▶ [Given request]: Your task is to output the data exactly as it stands.

▶ [Given records]:
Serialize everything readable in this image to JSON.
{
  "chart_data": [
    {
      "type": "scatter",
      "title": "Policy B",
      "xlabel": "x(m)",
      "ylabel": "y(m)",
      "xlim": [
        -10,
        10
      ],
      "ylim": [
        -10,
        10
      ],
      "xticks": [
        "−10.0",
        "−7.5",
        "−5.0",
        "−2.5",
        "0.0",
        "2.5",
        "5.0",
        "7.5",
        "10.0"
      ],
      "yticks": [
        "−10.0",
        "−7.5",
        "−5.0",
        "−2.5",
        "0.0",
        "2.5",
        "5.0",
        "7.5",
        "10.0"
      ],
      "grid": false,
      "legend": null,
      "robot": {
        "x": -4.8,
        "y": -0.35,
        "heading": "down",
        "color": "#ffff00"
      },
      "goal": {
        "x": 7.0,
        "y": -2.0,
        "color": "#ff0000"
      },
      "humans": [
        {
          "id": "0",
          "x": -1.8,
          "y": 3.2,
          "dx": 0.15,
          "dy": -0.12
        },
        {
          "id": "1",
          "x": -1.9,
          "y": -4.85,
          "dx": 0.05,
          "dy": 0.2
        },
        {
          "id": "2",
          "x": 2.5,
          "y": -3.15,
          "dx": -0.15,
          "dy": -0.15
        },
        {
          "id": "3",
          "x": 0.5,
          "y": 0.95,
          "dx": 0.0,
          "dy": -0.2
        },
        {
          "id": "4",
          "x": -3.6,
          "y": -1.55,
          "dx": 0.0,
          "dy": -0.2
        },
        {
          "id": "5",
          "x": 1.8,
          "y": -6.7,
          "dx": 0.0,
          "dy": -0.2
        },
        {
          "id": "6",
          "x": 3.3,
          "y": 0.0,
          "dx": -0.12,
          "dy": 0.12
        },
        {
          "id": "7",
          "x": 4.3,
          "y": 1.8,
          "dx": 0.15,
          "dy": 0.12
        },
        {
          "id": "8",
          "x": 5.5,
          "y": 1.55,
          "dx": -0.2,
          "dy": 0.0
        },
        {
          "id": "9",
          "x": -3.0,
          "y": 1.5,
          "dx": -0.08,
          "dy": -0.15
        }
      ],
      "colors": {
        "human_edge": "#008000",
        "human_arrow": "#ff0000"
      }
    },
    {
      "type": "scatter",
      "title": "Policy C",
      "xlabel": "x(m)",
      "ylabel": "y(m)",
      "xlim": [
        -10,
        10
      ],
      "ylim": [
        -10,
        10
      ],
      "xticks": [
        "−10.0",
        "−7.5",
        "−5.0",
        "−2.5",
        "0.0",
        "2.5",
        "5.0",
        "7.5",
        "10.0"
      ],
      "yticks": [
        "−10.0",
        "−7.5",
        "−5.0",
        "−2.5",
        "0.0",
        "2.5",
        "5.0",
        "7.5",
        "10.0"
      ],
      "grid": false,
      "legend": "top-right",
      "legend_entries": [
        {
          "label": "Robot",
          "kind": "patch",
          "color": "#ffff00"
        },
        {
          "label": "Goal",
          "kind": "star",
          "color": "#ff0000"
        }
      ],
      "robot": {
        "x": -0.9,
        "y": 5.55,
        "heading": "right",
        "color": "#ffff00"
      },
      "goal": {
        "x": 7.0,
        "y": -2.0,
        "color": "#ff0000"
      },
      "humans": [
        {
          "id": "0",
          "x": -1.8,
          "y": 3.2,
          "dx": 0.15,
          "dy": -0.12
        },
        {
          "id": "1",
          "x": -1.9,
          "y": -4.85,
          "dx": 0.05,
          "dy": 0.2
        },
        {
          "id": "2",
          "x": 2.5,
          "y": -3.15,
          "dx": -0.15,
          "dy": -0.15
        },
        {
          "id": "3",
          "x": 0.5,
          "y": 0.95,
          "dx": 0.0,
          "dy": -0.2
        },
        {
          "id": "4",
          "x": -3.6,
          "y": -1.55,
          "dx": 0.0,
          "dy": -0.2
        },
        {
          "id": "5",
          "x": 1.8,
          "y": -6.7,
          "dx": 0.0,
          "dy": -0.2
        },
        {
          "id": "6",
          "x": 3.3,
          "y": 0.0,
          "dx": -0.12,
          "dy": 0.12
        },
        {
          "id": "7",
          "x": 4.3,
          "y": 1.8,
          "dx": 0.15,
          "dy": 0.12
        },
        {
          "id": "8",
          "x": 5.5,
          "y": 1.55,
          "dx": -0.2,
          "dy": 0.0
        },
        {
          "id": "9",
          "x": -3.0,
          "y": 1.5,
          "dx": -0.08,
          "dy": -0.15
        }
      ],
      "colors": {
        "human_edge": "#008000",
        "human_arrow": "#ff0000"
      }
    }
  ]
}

▶ [Exercise output]:
Serialize everything readable in this image to JSON.
{
  "chart_data": [
    {
      "type": "scatter",
      "title": "Policy B",
      "xlabel": "x(m)",
      "ylabel": "y(m)",
      "xlim": [
        -10,
        10
      ],
      "ylim": [
        -10,
        10
      ],
      "xticks": [
        "−10.0",
        "−7.5",
        "−5.0",
        "−2.5",
        "0.0",
        "2.5",
        "5.0",
        "7.5",
        "10.0"
      ],
      "yticks": [
        "−10.0",
        "−7.5",
        "−5.0",
        "−2.5",
        "0.0",
        "2.5",
        "5.0",
        "7.5",
        "10.0"
      ],
      "grid": false,
      "legend": null,
      "robot": {
        "x": -4.8,
        "y": -0.35,
        "heading": "down",
        "color": "#ffff00"
      },
      "goal": {
        "x": 7.0,
        "y": -2.0,
        "color": "#ff0000"
      },
      "humans": [
        {
          "id": "0",
          "x": -1.8,
          "y": 3.2,
          "dx": 0.15,
          "dy": -0.12
        },
        {
          "id": "1",
          "x": -1.9,
          "y": -4.85,
          "dx": 0.05,
          "dy": 0.2
        },
        {
          "id": "2",
          "x": 2.5,
          "y": -3.15,
          "dx": -0.15,
          "dy": -0.15
        },
        {
          "id": "3",
          "x": 0.5,
          "y": 0.95,
          "dx": 0.0,
          "dy": -0.2
        },
        {
          "id": "4",
          "x": -3.6,
          "y": -1.55,
          "dx": 0.0,
          "dy": -0.2
        },
        {
          "id": "5",
          "x": 1.8,
          "y": -6.7,
          "dx": 0.0,
          "dy": -0.2
        },
        {
          "id": "6",
          "x": 3.3,
          "y": 0.0,
          "dx": -0.12,
          "dy": 0.12
        },
        {
          "id": "7",
          "x": 4.3,
          "y": 1.8,
          "dx": 0.15,
          "dy": 0.12
        },
        {
          "id": "8",
          "x": 5.5,
          "y": 1.55,
          "dx": -0.2,
          "dy": 0.0
        },
        {
          "id": "9",
          "x": -3.0,
          "y": 1.5,
          "dx": -0.08,
          "dy": -0.15
        }
      ],
      "colors": {
        "human_edge": "#008000",
        "human_arrow": "#ff0000"
      }
    },
    {
      "type": "scatter",
      "title": "Policy C",
      "xlabel": "x(m)",
      "ylabel": "y(m)",
      "xlim": [
        -10,
        10
      ],
      "ylim": [
        -10,
        10
      ],
      "xticks": [
        "−10.0",
        "−7.5",
        "−5.0",
        "−2.5",
        "0.0",
        "2.5",
        "5.0",
        "7.5",
        "10.0"
      ],
      "yticks": [
        "−10.0",
        "−7.5",
        "−5.0",
        "−2.5",
        "0.0",
        "2.5",
        "5.0",
        "7.5",
        "10.0"
      ],
      "grid": false,
      "legend": "top-right",
      "legend_entries": [
        {
          "label": "Robot",
          "kind": "patch",
          "color": "#ffff00"
        },
        {
          "label": "Goal",
          "kind": "star",
          "color": "#ff0000"
        }
      ],
      "robot": {
        "x": -0.9,
        "y": 5.55,
        "heading": "right",
        "color": "#ffff00"
      },
      "goal": {
        "x": 7.0,
        "y": -2.0,
        "color": "#ff0000"
      },
      "humans": [
        {
          "id": "0",
          "x": -1.8,
          "y": 3.2,
          "dx": 0.15,
          "dy": -0.12
        },
        {
          "id": "1",
          "x": -1.9,
          "y": -4.85,
          "dx": 0.05,
          "dy": 0.2
        },
        {
          "id": "2",
          "x": 2.5,
          "y": -3.15,
          "dx": -0.15,
          "dy": -0.15
        },
        {
          "id": "3",
          "x": 0.5,
          "y": 0.95,
          "dx": 0.0,
          "dy": -0.2
        },
        {
          "id": "4",
          "x": -3.6,
          "y": -1.55,
          "dx": 0.0,
          "dy": -0.2
        },
        {
          "id": "5",
          "x": 1.8,
          "y": -6.7,
          "dx": 0.0,
          "dy": -0.2
        },
        {
          "id": "6",
          "x": 3.3,
          "y": 0.0,
          "dx": -0.12,
          "dy": 0.12
        },
        {
          "id": "7",
          "x": 4.3,
          "y": 1.8,
          "dx": 0.15,
          "dy": 0.12
        },
        {
          "id": "8",
          "x": 5.5,
          "y": 1.55,
          "dx": -0.2,
          "dy": 0.0
        },
        {
          "id": "9",
          "x": -3.0,
          "y": 1.5,
          "dx": -0.08,
          "dy": -0.15
        }
      ],
      "colors": {
        "human_edge": "#008000",
        "human_arrow": "#ff0000"
      }
    }
  ]
}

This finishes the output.